* EXERCISE
Reproduce every entry in the listing without alteration.

* Raw records

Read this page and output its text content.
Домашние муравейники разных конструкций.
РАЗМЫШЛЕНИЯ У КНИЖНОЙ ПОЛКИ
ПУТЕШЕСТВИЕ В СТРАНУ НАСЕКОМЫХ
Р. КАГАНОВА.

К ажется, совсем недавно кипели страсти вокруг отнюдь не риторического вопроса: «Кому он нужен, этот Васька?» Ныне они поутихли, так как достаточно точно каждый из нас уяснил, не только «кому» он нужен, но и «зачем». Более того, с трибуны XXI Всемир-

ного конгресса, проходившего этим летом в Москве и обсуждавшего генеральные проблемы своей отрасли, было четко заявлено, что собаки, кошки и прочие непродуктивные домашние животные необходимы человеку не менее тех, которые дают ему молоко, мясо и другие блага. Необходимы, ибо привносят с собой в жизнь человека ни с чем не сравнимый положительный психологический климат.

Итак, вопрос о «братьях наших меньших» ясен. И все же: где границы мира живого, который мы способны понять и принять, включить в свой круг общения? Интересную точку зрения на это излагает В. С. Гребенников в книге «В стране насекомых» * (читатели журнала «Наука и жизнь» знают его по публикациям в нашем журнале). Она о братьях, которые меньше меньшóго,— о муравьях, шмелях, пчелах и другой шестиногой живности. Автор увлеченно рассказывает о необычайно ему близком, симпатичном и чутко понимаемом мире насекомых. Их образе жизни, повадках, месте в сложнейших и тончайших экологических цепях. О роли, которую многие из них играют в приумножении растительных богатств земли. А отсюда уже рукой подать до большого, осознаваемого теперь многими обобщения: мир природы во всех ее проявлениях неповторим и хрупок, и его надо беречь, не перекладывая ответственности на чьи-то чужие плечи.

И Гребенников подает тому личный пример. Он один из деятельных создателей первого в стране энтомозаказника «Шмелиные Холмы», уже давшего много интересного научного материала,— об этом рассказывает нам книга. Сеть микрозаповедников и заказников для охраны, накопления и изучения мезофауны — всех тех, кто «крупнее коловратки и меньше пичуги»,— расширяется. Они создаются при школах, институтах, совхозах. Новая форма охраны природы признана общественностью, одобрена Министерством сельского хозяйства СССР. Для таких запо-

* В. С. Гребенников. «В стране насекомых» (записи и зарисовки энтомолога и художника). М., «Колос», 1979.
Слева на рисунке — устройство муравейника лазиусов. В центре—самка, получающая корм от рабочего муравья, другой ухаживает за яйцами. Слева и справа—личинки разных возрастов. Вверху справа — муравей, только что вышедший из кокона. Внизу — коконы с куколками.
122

* COMPLETED EXERCISE
Read this page and output its text content.
Домашние муравейники разных конструкций.
РАЗМЫШЛЕНИЯ У КНИЖНОЙ ПОЛКИ
ПУТЕШЕСТВИЕ В СТРАНУ НАСЕКОМЫХ
Р. КАГАНОВА.

К ажется, совсем недавно кипели страсти вокруг отнюдь не риторического вопроса: «Кому он нужен, этот Васька?» Ныне они поутихли, так как достаточно точно каждый из нас уяснил, не только «кому» он нужен, но и «зачем». Более того, с трибуны XXI Всемир-

ного конгресса, проходившего этим летом в Москве и обсуждавшего генеральные проблемы своей отрасли, было четко заявлено, что собаки, кошки и прочие непродуктивные домашние животные необходимы человеку не менее тех, которые дают ему молоко, мясо и другие блага. Необходимы, ибо привносят с собой в жизнь человека ни с чем не сравнимый положительный психологический климат.

Итак, вопрос о «братьях наших меньших» ясен. И все же: где границы мира живого, который мы способны понять и принять, включить в свой круг общения? Интересную точку зрения на это излагает В. С. Гребенников в книге «В стране насекомых» * (читатели журнала «Наука и жизнь» знают его по публикациям в нашем журнале). Она о братьях, которые меньше меньшóго,— о муравьях, шмелях, пчелах и другой шестиногой живности. Автор увлеченно рассказывает о необычайно ему близком, симпатичном и чутко понимаемом мире насекомых. Их образе жизни, повадках, месте в сложнейших и тончайших экологических цепях. О роли, которую многие из них играют в приумножении растительных богатств земли. А отсюда уже рукой подать до большого, осознаваемого теперь многими обобщения: мир природы во всех ее проявлениях неповторим и хрупок, и его надо беречь, не перекладывая ответственности на чьи-то чужие плечи.

И Гребенников подает тому личный пример. Он один из деятельных создателей первого в стране энтомозаказника «Шмелиные Холмы», уже давшего много интересного научного материала,— об этом рассказывает нам книга. Сеть микрозаповедников и заказников для охраны, накопления и изучения мезофауны — всех тех, кто «крупнее коловратки и меньше пичуги»,— расширяется. Они создаются при школах, институтах, совхозах. Новая форма охраны природы признана общественностью, одобрена Министерством сельского хозяйства СССР. Для таких запо-

* В. С. Гребенников. «В стране насекомых» (записи и зарисовки энтомолога и художника). М., «Колос», 1979.
Слева на рисунке — устройство муравейника лазиусов. В центре—самка, получающая корм от рабочего муравья, другой ухаживает за яйцами. Слева и справа—личинки разных возрастов. Вверху справа — муравей, только что вышедший из кокона. Внизу — коконы с куколками.
122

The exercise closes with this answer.